## Exercise task
Copy every line of the data exactly, leaving nothing out.

[Records from a collection of figures]
* BEGIN *

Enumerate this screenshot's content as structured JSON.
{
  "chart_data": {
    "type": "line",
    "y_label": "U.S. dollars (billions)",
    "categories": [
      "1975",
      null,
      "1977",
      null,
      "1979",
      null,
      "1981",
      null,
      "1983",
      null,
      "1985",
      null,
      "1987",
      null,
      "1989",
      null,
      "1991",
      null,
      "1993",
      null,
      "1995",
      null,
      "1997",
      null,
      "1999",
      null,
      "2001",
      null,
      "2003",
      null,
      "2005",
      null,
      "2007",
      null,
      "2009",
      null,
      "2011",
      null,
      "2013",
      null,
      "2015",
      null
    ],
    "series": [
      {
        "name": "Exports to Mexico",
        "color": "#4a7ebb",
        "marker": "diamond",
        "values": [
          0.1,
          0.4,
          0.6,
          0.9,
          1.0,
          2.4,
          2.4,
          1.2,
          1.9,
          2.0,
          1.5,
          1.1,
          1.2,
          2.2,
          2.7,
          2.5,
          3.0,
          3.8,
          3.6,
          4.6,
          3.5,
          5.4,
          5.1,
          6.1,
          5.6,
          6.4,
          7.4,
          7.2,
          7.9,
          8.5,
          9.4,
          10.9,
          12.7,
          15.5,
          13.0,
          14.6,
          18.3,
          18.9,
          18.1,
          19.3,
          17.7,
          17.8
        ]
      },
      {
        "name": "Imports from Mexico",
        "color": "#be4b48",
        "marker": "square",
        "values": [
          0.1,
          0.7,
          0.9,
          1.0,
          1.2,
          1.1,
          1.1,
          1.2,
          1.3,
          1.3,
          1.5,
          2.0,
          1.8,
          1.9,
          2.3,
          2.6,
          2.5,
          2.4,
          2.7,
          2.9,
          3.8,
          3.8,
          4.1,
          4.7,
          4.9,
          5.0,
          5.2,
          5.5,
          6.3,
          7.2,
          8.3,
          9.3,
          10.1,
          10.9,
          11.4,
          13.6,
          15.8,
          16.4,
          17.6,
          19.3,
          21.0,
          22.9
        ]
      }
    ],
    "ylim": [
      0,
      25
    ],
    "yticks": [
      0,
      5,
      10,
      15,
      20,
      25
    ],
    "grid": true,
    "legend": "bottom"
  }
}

* END *

## Task solution
Enumerate this screenshot's content as structured JSON.
{
  "chart_data": {
    "type": "line",
    "y_label": "U.S. dollars (billions)",
    "categories": [
      "1975",
      null,
      "1977",
      null,
      "1979",
      null,
      "1981",
      null,
      "1983",
      null,
      "1985",
      null,
      "1987",
      null,
      "1989",
      null,
      "1991",
      null,
      "1993",
      null,
      "1995",
      null,
      "1997",
      null,
      "1999",
      null,
      "2001",
      null,
      "2003",
      null,
      "2005",
      null,
      "2007",
      null,
      "2009",
      null,
      "2011",
      null,
      "2013",
      null,
      "2015",
      null
    ],
    "series": [
      {
        "name": "Exports to Mexico",
        "color": "#4a7ebb",
        "marker": "diamond",
        "values": [
          0.1,
          0.4,
          0.6,
          0.9,
          1.0,
          2.4,
          2.4,
          1.2,
          1.9,
          2.0,
          1.5,
          1.1,
          1.2,
          2.2,
          2.7,
          2.5,
          3.0,
          3.8,
          3.6,
          4.6,
          3.5,
          5.4,
          5.1,
          6.1,
          5.6,
          6.4,
          7.4,
          7.2,
          7.9,
          8.5,
          9.4,
          10.9,
          12.7,
          15.5,
          13.0,
          14.6,
          18.3,
          18.9,
          18.1,
          19.3,
          17.7,
          17.8
        ]
      },
      {
        "name": "Imports from Mexico",
        "color": "#be4b48",
        "marker": "square",
        "values": [
          0.1,
          0.7,
          0.9,
          1.0,
          1.2,
          1.1,
          1.1,
          1.2,
          1.3,
          1.3,
          1.5,
          2.0,
          1.8,
          1.9,
          2.3,
          2.6,
          2.5,
          2.4,
          2.7,
          2.9,
          3.8,
          3.8,
          4.1,
          4.7,
          4.9,
          5.0,
          5.2,
          5.5,
          6.3,
          7.2,
          8.3,
          9.3,
          10.1,
          10.9,
          11.4,
          13.6,
          15.8,
          16.4,
          17.6,
          19.3,
          21.0,
          22.9
        ]
      }
    ],
    "ylim": [
      0,
      25
    ],
    "yticks": [
      0,
      5,
      10,
      15,
      20,
      25
    ],
    "grid": true,
    "legend": "bottom"
  }
}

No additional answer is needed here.